## Prompt
Of all the lines here, how many include the string "параметров"? Answer with the number only.

## Supplied data
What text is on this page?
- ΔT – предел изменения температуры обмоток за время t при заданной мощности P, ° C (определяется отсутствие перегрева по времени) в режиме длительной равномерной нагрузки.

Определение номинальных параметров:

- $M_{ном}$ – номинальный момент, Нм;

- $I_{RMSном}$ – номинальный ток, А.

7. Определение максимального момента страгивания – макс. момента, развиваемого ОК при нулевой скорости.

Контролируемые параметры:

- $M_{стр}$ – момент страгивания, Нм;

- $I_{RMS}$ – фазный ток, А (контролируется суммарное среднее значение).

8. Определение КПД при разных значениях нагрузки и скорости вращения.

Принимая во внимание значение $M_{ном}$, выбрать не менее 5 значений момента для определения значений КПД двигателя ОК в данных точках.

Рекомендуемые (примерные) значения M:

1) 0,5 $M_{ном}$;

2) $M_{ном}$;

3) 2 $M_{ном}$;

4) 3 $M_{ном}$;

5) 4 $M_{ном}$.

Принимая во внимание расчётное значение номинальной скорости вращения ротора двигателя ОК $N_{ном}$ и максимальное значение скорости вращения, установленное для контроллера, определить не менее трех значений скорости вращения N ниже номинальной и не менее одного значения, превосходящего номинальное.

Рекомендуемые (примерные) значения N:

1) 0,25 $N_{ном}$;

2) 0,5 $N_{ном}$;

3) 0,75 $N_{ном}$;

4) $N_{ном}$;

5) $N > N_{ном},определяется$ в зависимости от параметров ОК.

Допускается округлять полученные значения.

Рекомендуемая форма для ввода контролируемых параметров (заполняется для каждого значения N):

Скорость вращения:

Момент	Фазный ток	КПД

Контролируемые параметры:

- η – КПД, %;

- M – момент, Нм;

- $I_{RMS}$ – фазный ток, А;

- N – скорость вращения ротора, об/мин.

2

## Exercise solution
3